▸ PROBLEM STATEMENT
Retype part of the passage below about TAISM and Discover Oman word for word, beginning at "TAISM is an" and stopping after "is the setting.".

-- START PASSAGE --

TAISM is an incredible school. Sure, it has its problems, but overall I am supported, encouraged and I feel like I am developing more in my profession here than I could anywhere else. The students must feel similarly. They have opportunities to be in plays, sports and excel in academics. A common complaint though, is the setting.
We all love TAISM, but we find that outside of school there isn't much to do. For teachers, many of us feel there isn't much of a social scene, but the opportunities for camping and outdoors activities are nearly endless. For students, many of them have their friends, but don't get out much. Their families are too busy, or just not into the adventures of hiking and camping. Despite how much I have loved teaching and my students, everything was amplified during Discover Oman.Discover Oman is a week-long program where students leave everything behind, cell phones, ipods, TVs, radios, comfort, and sometimes friends, to explore certain aspects of Omani life, landscape and nature. This program is so well respected by the staff, students and families of TAISM that people who move around that time will be sure to make their schedules fit to D.O., so their kids can have that before they leave the school.

-- END PASSAGE --
-- START DATA RECORDS --

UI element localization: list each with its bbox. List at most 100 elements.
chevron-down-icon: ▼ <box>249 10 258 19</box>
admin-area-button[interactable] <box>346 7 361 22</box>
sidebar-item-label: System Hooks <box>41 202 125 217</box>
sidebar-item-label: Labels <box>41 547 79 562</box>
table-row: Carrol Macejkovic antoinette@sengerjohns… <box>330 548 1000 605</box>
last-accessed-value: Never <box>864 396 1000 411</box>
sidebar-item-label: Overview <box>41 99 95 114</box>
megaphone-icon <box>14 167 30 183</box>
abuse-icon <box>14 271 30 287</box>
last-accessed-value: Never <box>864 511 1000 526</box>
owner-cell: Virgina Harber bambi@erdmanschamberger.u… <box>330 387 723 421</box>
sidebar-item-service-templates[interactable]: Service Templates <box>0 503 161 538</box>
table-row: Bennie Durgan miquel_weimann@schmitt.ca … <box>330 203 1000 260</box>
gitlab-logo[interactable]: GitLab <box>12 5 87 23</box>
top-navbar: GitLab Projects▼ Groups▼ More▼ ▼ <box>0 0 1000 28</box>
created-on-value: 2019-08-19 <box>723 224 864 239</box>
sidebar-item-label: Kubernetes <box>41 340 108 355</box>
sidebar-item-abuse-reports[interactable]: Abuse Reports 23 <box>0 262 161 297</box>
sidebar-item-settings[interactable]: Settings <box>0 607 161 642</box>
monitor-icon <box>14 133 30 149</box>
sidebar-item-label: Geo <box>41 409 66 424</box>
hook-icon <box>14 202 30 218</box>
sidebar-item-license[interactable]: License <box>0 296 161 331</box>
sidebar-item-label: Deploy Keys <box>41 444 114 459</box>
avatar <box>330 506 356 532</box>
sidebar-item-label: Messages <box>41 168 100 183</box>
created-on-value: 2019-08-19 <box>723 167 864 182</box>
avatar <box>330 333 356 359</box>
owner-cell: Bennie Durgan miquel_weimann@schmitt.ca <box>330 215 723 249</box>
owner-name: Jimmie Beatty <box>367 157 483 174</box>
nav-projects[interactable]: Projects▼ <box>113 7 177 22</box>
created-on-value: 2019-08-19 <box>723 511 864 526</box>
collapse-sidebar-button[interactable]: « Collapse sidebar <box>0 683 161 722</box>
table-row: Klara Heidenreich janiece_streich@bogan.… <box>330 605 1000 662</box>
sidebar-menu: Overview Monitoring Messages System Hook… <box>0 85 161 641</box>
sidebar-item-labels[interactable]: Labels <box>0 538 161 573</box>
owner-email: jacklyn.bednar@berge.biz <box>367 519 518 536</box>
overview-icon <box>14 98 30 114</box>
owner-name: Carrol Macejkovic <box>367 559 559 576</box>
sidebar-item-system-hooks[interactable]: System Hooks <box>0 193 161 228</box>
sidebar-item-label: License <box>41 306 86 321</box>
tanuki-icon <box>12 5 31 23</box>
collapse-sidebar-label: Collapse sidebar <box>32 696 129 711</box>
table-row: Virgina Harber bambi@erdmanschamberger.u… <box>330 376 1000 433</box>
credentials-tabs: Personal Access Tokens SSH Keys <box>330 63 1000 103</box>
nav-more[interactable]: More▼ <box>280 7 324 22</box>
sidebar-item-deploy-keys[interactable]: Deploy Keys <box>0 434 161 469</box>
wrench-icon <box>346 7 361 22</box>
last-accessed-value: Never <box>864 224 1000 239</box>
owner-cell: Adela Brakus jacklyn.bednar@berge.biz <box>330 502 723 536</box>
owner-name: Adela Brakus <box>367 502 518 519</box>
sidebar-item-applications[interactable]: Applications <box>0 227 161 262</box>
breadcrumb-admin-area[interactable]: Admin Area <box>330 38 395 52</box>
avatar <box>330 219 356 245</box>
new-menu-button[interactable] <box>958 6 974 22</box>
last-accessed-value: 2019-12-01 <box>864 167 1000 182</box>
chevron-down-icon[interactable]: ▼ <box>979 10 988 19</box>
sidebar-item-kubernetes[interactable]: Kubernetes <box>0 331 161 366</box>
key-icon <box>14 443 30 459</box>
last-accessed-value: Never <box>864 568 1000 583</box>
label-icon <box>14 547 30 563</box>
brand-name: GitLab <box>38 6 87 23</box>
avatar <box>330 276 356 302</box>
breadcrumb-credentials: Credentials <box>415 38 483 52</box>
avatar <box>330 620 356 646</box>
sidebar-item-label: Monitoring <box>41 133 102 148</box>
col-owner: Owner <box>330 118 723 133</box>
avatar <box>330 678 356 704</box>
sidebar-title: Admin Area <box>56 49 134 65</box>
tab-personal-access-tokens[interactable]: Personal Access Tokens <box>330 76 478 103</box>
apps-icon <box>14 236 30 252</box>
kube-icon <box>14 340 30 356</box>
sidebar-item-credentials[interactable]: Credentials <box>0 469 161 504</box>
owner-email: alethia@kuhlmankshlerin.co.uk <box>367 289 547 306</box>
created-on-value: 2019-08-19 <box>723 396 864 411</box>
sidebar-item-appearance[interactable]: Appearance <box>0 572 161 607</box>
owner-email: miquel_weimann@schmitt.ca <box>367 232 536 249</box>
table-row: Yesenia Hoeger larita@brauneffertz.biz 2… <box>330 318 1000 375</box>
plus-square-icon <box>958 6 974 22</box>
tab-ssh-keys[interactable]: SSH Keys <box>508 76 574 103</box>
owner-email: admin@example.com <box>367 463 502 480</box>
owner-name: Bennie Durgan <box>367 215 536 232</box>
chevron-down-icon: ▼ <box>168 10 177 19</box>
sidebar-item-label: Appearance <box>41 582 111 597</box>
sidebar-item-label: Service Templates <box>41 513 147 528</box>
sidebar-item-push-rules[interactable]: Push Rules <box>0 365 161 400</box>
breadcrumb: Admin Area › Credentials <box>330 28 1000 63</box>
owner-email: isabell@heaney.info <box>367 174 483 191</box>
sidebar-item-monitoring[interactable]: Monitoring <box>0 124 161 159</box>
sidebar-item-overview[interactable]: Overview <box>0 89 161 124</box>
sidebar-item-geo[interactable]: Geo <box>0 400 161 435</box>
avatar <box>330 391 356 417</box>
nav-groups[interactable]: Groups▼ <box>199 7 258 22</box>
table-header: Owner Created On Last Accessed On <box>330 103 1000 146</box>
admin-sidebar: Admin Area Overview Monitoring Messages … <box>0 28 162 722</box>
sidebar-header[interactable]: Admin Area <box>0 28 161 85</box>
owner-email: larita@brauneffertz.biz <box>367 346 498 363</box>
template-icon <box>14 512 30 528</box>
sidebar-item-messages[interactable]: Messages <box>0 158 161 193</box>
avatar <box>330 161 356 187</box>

-- END DATA RECORDS --

▸ EXERCISE RESPONSE
TAISM is an incredible school. Sure, it has its problems, but overall I am supported, encouraged and I feel like I am developing more in my profession here than I could anywhere else. The students must feel similarly. They have opportunities to be in plays, sports and excel in academics. A common complaint though, is the setting.